___ THE INPUT

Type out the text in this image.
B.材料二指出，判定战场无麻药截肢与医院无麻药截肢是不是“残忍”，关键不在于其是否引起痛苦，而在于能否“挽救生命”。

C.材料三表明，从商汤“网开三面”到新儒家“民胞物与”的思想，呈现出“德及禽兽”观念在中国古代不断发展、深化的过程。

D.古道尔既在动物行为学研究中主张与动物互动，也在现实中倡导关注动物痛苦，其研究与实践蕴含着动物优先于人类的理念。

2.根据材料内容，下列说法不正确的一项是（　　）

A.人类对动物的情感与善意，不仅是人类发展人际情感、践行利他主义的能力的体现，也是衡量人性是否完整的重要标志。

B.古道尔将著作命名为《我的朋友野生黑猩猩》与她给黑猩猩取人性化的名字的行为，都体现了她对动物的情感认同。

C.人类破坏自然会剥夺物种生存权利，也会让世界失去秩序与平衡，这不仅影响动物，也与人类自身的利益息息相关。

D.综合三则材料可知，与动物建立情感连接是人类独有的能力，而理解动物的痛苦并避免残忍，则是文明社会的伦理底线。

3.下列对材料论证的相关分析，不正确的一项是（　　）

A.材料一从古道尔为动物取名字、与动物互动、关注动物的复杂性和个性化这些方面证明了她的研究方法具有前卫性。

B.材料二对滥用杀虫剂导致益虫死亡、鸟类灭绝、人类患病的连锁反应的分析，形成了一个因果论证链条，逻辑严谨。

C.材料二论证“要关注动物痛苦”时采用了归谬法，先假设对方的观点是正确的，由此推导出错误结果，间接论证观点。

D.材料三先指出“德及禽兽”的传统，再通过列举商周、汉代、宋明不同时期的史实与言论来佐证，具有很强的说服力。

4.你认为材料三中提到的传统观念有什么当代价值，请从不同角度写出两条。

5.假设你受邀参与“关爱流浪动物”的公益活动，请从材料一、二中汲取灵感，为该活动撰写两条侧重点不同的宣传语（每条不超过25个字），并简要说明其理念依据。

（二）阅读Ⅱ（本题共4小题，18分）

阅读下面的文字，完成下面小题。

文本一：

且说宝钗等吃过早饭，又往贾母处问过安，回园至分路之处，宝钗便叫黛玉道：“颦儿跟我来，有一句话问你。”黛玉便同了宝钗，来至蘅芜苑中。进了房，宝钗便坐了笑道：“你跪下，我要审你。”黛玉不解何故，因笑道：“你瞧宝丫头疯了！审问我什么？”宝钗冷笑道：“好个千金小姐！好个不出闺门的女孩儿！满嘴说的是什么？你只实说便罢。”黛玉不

______

INSTRUCTIONS TO FOLLOW — Copy out every line that includes the word "德及禽兽".

ANSWER TO THE PROBLEM —
C.材料三表明，从商汤“网开三面”到新儒家“民胞物与”的思想，呈现出“德及禽兽”观念在中国古代不断发展、深化的过程。
D.材料三先指出“德及禽兽”的传统，再通过列举商周、汉代、宋明不同时期的史实与言论来佐证，具有很强的说服力。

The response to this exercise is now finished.